_Exercise details_
Exclude the pictures and retype the entries as written.

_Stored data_

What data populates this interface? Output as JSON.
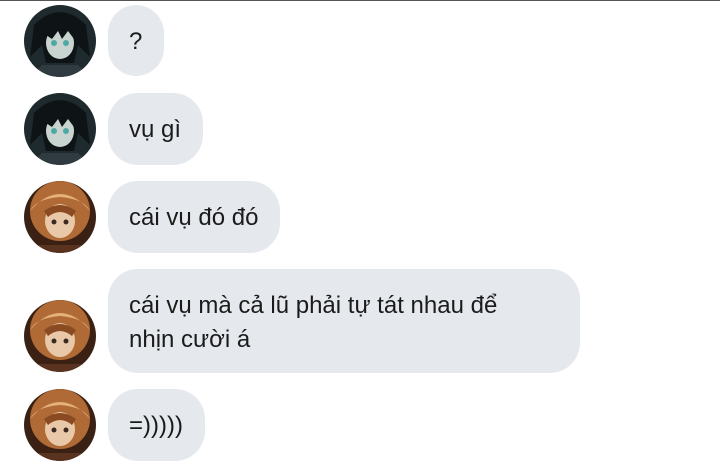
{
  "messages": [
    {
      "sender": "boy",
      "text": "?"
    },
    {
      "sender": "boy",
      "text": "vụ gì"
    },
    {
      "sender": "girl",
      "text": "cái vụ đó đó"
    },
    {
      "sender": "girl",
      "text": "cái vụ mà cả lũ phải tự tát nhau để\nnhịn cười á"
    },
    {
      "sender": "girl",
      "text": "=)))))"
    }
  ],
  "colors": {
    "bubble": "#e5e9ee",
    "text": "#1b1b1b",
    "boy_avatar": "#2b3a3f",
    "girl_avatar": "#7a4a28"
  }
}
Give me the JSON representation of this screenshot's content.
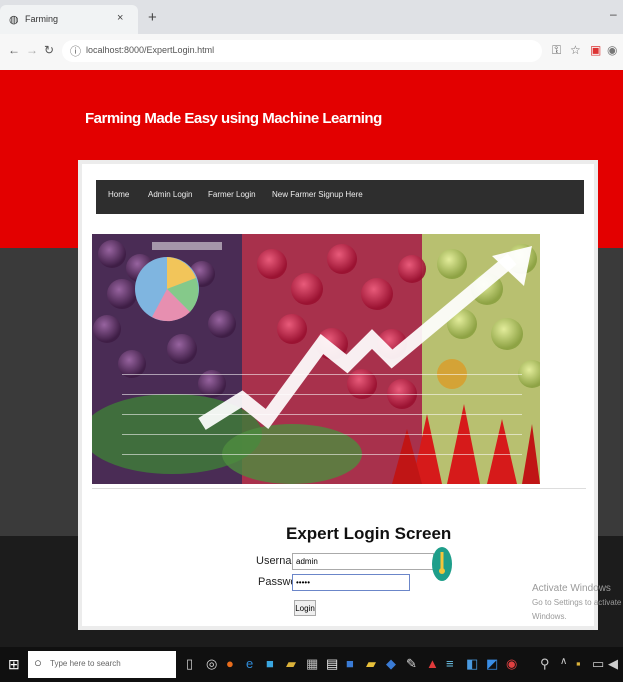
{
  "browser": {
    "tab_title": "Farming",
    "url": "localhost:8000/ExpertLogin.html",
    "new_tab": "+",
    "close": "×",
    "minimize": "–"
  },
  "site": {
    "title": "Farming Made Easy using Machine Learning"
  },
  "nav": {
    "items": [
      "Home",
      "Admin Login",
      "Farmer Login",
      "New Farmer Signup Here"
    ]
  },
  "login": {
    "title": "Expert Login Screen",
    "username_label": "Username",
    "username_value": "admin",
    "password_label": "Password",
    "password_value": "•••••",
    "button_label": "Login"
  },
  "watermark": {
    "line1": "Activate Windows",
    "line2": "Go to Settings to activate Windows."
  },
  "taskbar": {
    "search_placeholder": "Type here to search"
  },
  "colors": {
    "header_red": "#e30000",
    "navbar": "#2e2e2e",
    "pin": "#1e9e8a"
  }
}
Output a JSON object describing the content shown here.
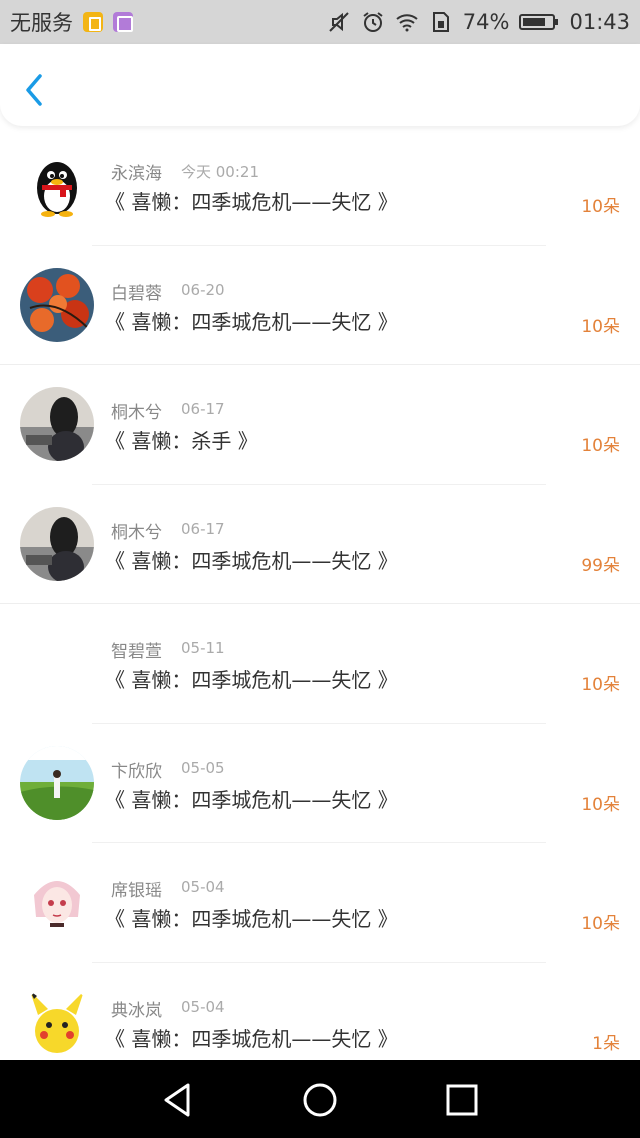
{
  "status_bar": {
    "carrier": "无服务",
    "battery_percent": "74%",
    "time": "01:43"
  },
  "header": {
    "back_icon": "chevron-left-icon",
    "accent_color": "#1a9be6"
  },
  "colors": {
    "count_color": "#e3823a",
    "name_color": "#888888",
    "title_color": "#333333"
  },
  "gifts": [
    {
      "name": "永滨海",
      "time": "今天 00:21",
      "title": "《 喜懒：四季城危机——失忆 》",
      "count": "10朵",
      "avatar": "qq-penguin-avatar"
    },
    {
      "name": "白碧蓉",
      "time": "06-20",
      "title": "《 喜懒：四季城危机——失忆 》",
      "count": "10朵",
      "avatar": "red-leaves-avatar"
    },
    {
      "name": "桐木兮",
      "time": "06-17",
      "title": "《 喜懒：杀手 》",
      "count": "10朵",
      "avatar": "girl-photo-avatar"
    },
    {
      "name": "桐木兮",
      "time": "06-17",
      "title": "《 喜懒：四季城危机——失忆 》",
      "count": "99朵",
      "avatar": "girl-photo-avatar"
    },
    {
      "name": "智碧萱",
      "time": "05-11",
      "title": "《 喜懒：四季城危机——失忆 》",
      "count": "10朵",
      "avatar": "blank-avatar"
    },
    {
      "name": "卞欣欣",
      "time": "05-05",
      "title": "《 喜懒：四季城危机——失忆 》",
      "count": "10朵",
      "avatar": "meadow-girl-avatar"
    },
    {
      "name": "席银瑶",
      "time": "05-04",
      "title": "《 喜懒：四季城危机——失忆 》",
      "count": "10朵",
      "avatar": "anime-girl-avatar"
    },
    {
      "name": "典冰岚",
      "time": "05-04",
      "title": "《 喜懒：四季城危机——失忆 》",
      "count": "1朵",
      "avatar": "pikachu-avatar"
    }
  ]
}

_Exercise result_
What data populates this interface? Output as JSON.
{
  "messages": [
    {
      "sender": "boy",
      "text": "?"
    },
    {
      "sender": "boy",
      "text": "vụ gì"
    },
    {
      "sender": "girl",
      "text": "cái vụ đó đó"
    },
    {
      "sender": "girl",
      "text": "cái vụ mà cả lũ phải tự tát nhau để\nnhịn cười á"
    },
    {
      "sender": "girl",
      "text": "=)))))"
    }
  ],
  "colors": {
    "bubble": "#e5e9ee",
    "text": "#1b1b1b",
    "boy_avatar": "#2b3a3f",
    "girl_avatar": "#7a4a28"
  }
}
Give me the JSON representation of this screenshot's content.
{
  "browser": {
    "tab_title": "Farming",
    "url": "localhost:8000/ExpertLogin.html",
    "new_tab": "+",
    "close": "×",
    "minimize": "–"
  },
  "site": {
    "title": "Farming Made Easy using Machine Learning"
  },
  "nav": {
    "items": [
      "Home",
      "Admin Login",
      "Farmer Login",
      "New Farmer Signup Here"
    ]
  },
  "login": {
    "title": "Expert Login Screen",
    "username_label": "Username",
    "username_value": "admin",
    "password_label": "Password",
    "password_value": "•••••",
    "button_label": "Login"
  },
  "watermark": {
    "line1": "Activate Windows",
    "line2": "Go to Settings to activate Windows."
  },
  "taskbar": {
    "search_placeholder": "Type here to search"
  },
  "colors": {
    "header_red": "#e30000",
    "navbar": "#2e2e2e",
    "pin": "#1e9e8a"
  }
}
Output a JSON object describing the content shown here.
{
  "status_bar": {
    "carrier": "无服务",
    "battery_percent": "74%",
    "time": "01:43"
  },
  "header": {
    "back_icon": "chevron-left-icon",
    "accent_color": "#1a9be6"
  },
  "colors": {
    "count_color": "#e3823a",
    "name_color": "#888888",
    "title_color": "#333333"
  },
  "gifts": [
    {
      "name": "永滨海",
      "time": "今天 00:21",
      "title": "《 喜懒：四季城危机——失忆 》",
      "count": "10朵",
      "avatar": "qq-penguin-avatar"
    },
    {
      "name": "白碧蓉",
      "time": "06-20",
      "title": "《 喜懒：四季城危机——失忆 》",
      "count": "10朵",
      "avatar": "red-leaves-avatar"
    },
    {
      "name": "桐木兮",
      "time": "06-17",
      "title": "《 喜懒：杀手 》",
      "count": "10朵",
      "avatar": "girl-photo-avatar"
    },
    {
      "name": "桐木兮",
      "time": "06-17",
      "title": "《 喜懒：四季城危机——失忆 》",
      "count": "99朵",
      "avatar": "girl-photo-avatar"
    },
    {
      "name": "智碧萱",
      "time": "05-11",
      "title": "《 喜懒：四季城危机——失忆 》",
      "count": "10朵",
      "avatar": "blank-avatar"
    },
    {
      "name": "卞欣欣",
      "time": "05-05",
      "title": "《 喜懒：四季城危机——失忆 》",
      "count": "10朵",
      "avatar": "meadow-girl-avatar"
    },
    {
      "name": "席银瑶",
      "time": "05-04",
      "title": "《 喜懒：四季城危机——失忆 》",
      "count": "10朵",
      "avatar": "anime-girl-avatar"
    },
    {
      "name": "典冰岚",
      "time": "05-04",
      "title": "《 喜懒：四季城危机——失忆 》",
      "count": "1朵",
      "avatar": "pikachu-avatar"
    }
  ]
}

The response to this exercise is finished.